> SET TASK: Retype exactly the stretch of lines that begins at the line containing "Give me a plain-text" and ends at the last line of the data, with no other lines.

> RECORDS:
## BEGIN
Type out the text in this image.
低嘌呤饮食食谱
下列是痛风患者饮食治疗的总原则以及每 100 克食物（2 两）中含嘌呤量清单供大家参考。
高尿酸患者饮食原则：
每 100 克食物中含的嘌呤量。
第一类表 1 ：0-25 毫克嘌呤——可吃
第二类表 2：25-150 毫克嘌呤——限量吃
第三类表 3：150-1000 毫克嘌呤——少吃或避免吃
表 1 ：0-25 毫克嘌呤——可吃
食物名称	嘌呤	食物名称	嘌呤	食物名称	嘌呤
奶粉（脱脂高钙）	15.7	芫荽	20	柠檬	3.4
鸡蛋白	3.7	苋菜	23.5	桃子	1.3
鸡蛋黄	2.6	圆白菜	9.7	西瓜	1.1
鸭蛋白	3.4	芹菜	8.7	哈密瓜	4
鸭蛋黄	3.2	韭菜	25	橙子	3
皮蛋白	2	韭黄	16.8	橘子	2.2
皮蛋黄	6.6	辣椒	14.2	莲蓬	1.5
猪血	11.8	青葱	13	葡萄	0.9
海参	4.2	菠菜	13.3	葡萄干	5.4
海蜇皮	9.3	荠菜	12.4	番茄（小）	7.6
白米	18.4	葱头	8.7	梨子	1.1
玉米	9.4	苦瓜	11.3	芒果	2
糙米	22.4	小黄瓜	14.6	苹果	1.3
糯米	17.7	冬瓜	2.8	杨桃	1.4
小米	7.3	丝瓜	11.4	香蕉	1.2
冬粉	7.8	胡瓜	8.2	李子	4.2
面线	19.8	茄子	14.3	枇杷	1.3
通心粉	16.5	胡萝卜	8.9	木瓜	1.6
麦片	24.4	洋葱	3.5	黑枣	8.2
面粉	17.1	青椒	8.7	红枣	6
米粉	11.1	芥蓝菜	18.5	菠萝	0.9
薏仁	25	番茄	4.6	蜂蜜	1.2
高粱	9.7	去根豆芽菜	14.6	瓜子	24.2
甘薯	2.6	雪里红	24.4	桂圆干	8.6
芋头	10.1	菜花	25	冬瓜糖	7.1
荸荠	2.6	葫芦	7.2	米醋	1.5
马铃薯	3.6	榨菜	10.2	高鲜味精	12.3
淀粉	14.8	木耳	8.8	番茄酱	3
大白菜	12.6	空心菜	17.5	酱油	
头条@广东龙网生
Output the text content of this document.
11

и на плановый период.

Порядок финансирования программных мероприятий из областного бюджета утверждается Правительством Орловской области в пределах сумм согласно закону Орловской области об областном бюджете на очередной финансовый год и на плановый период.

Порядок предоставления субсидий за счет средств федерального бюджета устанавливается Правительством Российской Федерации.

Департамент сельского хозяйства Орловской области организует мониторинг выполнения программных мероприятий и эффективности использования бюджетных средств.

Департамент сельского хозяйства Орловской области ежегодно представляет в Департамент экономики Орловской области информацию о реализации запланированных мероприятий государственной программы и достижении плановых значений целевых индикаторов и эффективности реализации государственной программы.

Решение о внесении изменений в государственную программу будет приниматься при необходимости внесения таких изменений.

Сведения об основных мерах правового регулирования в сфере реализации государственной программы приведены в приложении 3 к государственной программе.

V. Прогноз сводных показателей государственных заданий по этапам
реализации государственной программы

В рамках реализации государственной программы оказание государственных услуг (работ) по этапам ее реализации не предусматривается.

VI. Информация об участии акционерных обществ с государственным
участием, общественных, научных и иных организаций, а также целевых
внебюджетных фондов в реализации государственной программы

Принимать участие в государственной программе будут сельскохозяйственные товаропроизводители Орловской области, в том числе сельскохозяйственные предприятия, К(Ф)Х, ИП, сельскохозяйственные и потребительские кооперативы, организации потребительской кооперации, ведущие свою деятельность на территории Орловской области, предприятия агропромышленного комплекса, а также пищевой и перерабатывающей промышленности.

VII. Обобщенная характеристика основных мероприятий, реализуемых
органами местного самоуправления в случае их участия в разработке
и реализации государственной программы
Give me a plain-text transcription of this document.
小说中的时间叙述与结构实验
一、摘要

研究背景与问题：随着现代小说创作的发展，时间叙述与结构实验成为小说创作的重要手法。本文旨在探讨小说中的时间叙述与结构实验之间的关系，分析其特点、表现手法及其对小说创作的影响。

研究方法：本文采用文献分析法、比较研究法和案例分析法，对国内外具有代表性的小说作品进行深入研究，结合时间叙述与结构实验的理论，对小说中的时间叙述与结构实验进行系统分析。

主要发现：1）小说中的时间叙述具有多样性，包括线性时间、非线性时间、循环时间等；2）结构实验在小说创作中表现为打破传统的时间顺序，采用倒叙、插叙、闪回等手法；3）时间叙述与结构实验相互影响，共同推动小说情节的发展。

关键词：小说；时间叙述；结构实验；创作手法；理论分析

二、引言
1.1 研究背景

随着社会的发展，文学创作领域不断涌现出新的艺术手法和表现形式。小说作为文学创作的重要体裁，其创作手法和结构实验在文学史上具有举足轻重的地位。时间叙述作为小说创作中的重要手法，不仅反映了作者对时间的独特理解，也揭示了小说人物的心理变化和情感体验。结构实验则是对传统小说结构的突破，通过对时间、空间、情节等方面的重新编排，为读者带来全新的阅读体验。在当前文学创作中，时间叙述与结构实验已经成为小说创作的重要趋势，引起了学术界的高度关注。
## END
> SOLUTION FOR THIS PROBLEM:
Give me a plain-text transcription of this document.
小说中的时间叙述与结构实验
一、摘要

研究背景与问题：随着现代小说创作的发展，时间叙述与结构实验成为小说创作的重要手法。本文旨在探讨小说中的时间叙述与结构实验之间的关系，分析其特点、表现手法及其对小说创作的影响。

研究方法：本文采用文献分析法、比较研究法和案例分析法，对国内外具有代表性的小说作品进行深入研究，结合时间叙述与结构实验的理论，对小说中的时间叙述与结构实验进行系统分析。

主要发现：1）小说中的时间叙述具有多样性，包括线性时间、非线性时间、循环时间等；2）结构实验在小说创作中表现为打破传统的时间顺序，采用倒叙、插叙、闪回等手法；3）时间叙述与结构实验相互影响，共同推动小说情节的发展。

关键词：小说；时间叙述；结构实验；创作手法；理论分析

二、引言
1.1 研究背景

随着社会的发展，文学创作领域不断涌现出新的艺术手法和表现形式。小说作为文学创作的重要体裁，其创作手法和结构实验在文学史上具有举足轻重的地位。时间叙述作为小说创作中的重要手法，不仅反映了作者对时间的独特理解，也揭示了小说人物的心理变化和情感体验。结构实验则是对传统小说结构的突破，通过对时间、空间、情节等方面的重新编排，为读者带来全新的阅读体验。在当前文学创作中，时间叙述与结构实验已经成为小说创作的重要趋势，引起了学术界的高度关注。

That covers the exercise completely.